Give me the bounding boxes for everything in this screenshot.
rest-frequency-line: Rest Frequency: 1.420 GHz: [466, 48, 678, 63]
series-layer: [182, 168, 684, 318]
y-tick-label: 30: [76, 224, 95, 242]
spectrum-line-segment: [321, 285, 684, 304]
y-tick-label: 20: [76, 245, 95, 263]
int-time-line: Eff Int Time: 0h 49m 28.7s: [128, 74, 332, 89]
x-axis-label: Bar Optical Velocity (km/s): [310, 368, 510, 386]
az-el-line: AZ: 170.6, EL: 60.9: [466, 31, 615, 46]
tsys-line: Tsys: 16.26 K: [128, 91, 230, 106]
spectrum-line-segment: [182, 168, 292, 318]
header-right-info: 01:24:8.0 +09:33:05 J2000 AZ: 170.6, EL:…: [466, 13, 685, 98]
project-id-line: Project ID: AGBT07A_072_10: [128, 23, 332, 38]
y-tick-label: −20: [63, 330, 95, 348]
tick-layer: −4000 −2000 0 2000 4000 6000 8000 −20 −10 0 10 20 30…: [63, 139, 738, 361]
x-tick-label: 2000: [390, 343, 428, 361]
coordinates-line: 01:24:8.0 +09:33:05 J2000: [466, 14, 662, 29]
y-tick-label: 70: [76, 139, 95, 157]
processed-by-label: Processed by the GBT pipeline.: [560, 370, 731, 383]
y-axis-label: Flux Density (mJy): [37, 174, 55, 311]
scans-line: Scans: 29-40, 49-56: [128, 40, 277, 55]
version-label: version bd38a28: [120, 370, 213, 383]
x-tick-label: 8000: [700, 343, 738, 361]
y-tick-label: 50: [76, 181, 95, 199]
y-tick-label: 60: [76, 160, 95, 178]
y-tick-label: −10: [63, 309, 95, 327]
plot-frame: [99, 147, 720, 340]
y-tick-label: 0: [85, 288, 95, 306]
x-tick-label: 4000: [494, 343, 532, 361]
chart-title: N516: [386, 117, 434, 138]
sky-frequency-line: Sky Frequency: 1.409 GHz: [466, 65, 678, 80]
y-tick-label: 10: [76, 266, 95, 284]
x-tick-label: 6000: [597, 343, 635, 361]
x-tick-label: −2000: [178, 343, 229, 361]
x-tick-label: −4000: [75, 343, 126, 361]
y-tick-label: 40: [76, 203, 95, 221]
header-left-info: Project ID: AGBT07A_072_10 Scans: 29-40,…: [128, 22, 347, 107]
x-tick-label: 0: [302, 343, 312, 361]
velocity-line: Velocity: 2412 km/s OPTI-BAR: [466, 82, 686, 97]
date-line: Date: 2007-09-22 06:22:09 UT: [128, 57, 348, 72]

• **Instructions for the task**: Reproduce every line of the data above verbatim, from the first line to the last, without changing any character.

• **Solution to the exercise**:
Give me the bounding boxes for everything in this screenshot.
rest-frequency-line: Rest Frequency: 1.420 GHz: [466, 48, 678, 63]
series-layer: [182, 168, 684, 318]
y-tick-label: 30: [76, 224, 95, 242]
spectrum-line-segment: [321, 285, 684, 304]
y-tick-label: 20: [76, 245, 95, 263]
int-time-line: Eff Int Time: 0h 49m 28.7s: [128, 74, 332, 89]
x-axis-label: Bar Optical Velocity (km/s): [310, 368, 510, 386]
az-el-line: AZ: 170.6, EL: 60.9: [466, 31, 615, 46]
tsys-line: Tsys: 16.26 K: [128, 91, 230, 106]
spectrum-line-segment: [182, 168, 292, 318]
header-right-info: 01:24:8.0 +09:33:05 J2000 AZ: 170.6, EL:…: [466, 13, 685, 98]
project-id-line: Project ID: AGBT07A_072_10: [128, 23, 332, 38]
y-tick-label: −20: [63, 330, 95, 348]
tick-layer: −4000 −2000 0 2000 4000 6000 8000 −20 −10 0 10 20 30…: [63, 139, 738, 361]
x-tick-label: 2000: [390, 343, 428, 361]
coordinates-line: 01:24:8.0 +09:33:05 J2000: [466, 14, 662, 29]
y-tick-label: 70: [76, 139, 95, 157]
processed-by-label: Processed by the GBT pipeline.: [560, 370, 731, 383]
y-axis-label: Flux Density (mJy): [37, 174, 55, 311]
scans-line: Scans: 29-40, 49-56: [128, 40, 277, 55]
version-label: version bd38a28: [120, 370, 213, 383]
x-tick-label: 8000: [700, 343, 738, 361]
y-tick-label: 50: [76, 181, 95, 199]
y-tick-label: 60: [76, 160, 95, 178]
y-tick-label: −10: [63, 309, 95, 327]
plot-frame: [99, 147, 720, 340]
y-tick-label: 0: [85, 288, 95, 306]
x-tick-label: 4000: [494, 343, 532, 361]
chart-title: N516: [386, 117, 434, 138]
sky-frequency-line: Sky Frequency: 1.409 GHz: [466, 65, 678, 80]
y-tick-label: 10: [76, 266, 95, 284]
x-tick-label: 6000: [597, 343, 635, 361]
x-tick-label: −2000: [178, 343, 229, 361]
x-tick-label: −4000: [75, 343, 126, 361]
y-tick-label: 40: [76, 203, 95, 221]
header-left-info: Project ID: AGBT07A_072_10 Scans: 29-40,…: [128, 22, 347, 107]
x-tick-label: 0: [302, 343, 312, 361]
velocity-line: Velocity: 2412 km/s OPTI-BAR: [466, 82, 686, 97]
date-line: Date: 2007-09-22 06:22:09 UT: [128, 57, 348, 72]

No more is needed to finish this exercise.